#### Selection:

====================

The algorithm places n points, of which the kth point is put at distance sqrt(k-1/2) from the boundary (index begins with k=1), and with polar angle 2*pi*k/phi^2 where phi is the golden ratio. Exception: the last alpha*sqrt(n) points are placed on the outer boundary of the circle, and the polar radius of other points is scaled to account for that. This computation of the polar radius is done in the function radius.
It is coded in MATLAB.
function sunflower(n, alpha) % example: n=500, alpha=2
clf
hold on
b = round(alpha*sqrt(n)); % number of boundary points
phi = (sqrt(5)+1)/2; % golden ratio
for k=1:n
r = radius(k,n,b);
theta = 2*pi*k/phi^2;
plot(r*cos(theta), r*sin(theta), 'r*');
end
end
function r = radius(k,n,b)
if k>n-b
r = 1; % put on the boundary
else
r = sqrt(k-1/2)/sqrt(n-(b+1)/2); % apply square root
end
end
Might as well tag on my Python translation.
from math import sqrt, sin, cos, pi
phi = (1 + sqrt(5)) / 2 # golden ratio
def sunflower(n, alpha=0, geodesic=False):
points = []
angle_stride = 360 * phi if geodesic else 2 * pi / phi ** 2
b = round(alpha * sqrt(n)) # number of boundary points
for k in range(1, n + 1):
r = radius(k, n, b)
theta = k * angle_stride
points.append((r * cos(theta), r * sin(theta)))
return points
def radius(k, n, b):
if k > n - b:
return 1.0
else:
return sqrt(k - 0.5) / sqrt(n - (b + 1) / 2)
# example
if __name__ == '__main__':
import matplotlib.pyplot as plt
fig, ax = plt.subplots()
points = sunflower(500, alpha=2, geodesic=False)
xs = [point[0] for point in points]
ys = [point[1] for point in points]
ax.scatter(xs, ys)
ax.set_aspect('equal') # display as square plot with equal axes
plt.show()
Stumbled across this question and the answer above (so all cred to user3717023 & Matt).
Just adding my translation into R here, in case someone else needed that :)
library(tibble)
library(dplyr)
library(ggplot2)
sunflower <- function(n, alpha = 2, geometry = c('planar','geodesic')) {
b <- round(alpha*sqrt(n)) # number of boundary points
phi <- (sqrt(5)+1)/2 # golden ratio
r <- radius(1:n,n,b)
theta <- 1:n * ifelse(geometry[1] == 'geodesic', 360*phi, 2*pi/phi^2)
tibble(
x = r*cos(theta),
y = r*sin(theta)
)
}
radius <- function(k,n,b) {
ifelse(
k > n-b,
1,
sqrt(k-1/2)/sqrt(n-(b+1)/2)
)
}
# example:
sunflower(500, 2, 'planar') %>%
ggplot(aes(x,y)) +
geom_point()
Building on top of #OlivelsAWord , here is a Python implementation using numpy:
import numpy as np
import matplotlib.pyplot as plt
def sunflower(n: int, alpha: float) -> np.ndarray:
# Number of points respectively on the boundary and inside the cirlce.

====================

#### Recorded data:
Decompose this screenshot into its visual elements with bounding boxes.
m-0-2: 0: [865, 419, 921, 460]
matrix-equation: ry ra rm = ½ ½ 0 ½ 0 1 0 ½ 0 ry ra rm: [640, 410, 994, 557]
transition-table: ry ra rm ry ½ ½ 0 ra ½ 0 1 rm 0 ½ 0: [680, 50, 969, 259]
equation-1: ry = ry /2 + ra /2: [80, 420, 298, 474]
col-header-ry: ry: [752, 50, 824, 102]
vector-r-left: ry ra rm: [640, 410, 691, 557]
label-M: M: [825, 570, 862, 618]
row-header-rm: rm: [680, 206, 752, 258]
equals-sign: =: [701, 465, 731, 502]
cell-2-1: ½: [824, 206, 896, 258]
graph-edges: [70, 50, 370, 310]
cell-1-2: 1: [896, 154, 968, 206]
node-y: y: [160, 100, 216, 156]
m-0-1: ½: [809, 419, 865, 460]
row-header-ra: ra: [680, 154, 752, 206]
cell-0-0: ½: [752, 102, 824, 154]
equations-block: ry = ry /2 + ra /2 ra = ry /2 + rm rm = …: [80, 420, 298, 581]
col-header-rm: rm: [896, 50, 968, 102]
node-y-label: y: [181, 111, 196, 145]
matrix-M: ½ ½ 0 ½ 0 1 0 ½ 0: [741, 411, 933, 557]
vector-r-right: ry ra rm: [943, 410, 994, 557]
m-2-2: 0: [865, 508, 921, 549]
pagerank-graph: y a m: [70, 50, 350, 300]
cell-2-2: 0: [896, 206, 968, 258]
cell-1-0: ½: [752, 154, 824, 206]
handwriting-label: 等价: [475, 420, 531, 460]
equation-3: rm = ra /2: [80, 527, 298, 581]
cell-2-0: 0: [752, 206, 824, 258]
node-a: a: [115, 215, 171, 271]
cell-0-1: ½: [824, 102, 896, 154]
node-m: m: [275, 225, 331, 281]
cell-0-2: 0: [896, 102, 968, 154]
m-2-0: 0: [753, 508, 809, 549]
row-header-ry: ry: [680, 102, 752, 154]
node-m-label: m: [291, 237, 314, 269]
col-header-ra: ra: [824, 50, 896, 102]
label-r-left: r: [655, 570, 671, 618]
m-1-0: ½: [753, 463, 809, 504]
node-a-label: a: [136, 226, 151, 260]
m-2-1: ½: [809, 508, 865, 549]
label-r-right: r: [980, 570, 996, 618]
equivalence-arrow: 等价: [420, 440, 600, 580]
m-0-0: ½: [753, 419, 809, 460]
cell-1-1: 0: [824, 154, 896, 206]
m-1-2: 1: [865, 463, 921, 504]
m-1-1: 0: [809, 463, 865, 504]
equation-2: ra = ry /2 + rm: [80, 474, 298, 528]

====================

#### Required tasks:
1. Write out the listing from its first line through the line containing "row-header-rm: rm: [680, 206, 752, 258]", including both.
2. Extend the thread on placing points in a circle with the sunflower pattern, continuing its numpy code from the last line shown.
The text and the listing have nothing to do with each other.

#### The answers:
1.
Decompose this screenshot into its visual elements with bounding boxes.
m-0-2: 0: [865, 419, 921, 460]
matrix-equation: ry ra rm = ½ ½ 0 ½ 0 1 0 ½ 0 ry ra rm: [640, 410, 994, 557]
transition-table: ry ra rm ry ½ ½ 0 ra ½ 0 1 rm 0 ½ 0: [680, 50, 969, 259]
equation-1: ry = ry /2 + ra /2: [80, 420, 298, 474]
col-header-ry: ry: [752, 50, 824, 102]
vector-r-left: ry ra rm: [640, 410, 691, 557]
label-M: M: [825, 570, 862, 618]
row-header-rm: rm: [680, 206, 752, 258]

2.
n_exterior = np.round(alpha * np.sqrt(n)).astype(int)
n_interior = n - n_exterior
# Ensure there are still some points in the inside...
if n_interior < 1:
raise RuntimeError(f"Parameter 'alpha' is too large ({alpha}), all "
f"points would end-up on the boundary.")
# Generate the angles. The factor k_theta corresponds to 2*pi/phi^2.
k_theta = np.pi * (3 - np.sqrt(5))
angles = np.linspace(k_theta, k_theta * n, n)
# Generate the radii.
r_interior = np.sqrt(np.linspace(0, 1, n_interior))
r_exterior = np.ones((n_exterior,))
r = np.concatenate((r_interior, r_exterior))
# Return Cartesian coordinates from polar ones.
return r * np.stack((np.cos(angles), np.sin(angles)))
# NOTE: say the returned array is called s. The layout is such that s[0,:]
# contains X values and s[1,:] contains Y values. Change the above to
# return r.reshape(n, 1) * np.stack((np.cos(angles), np.sin(angles)), axis=1)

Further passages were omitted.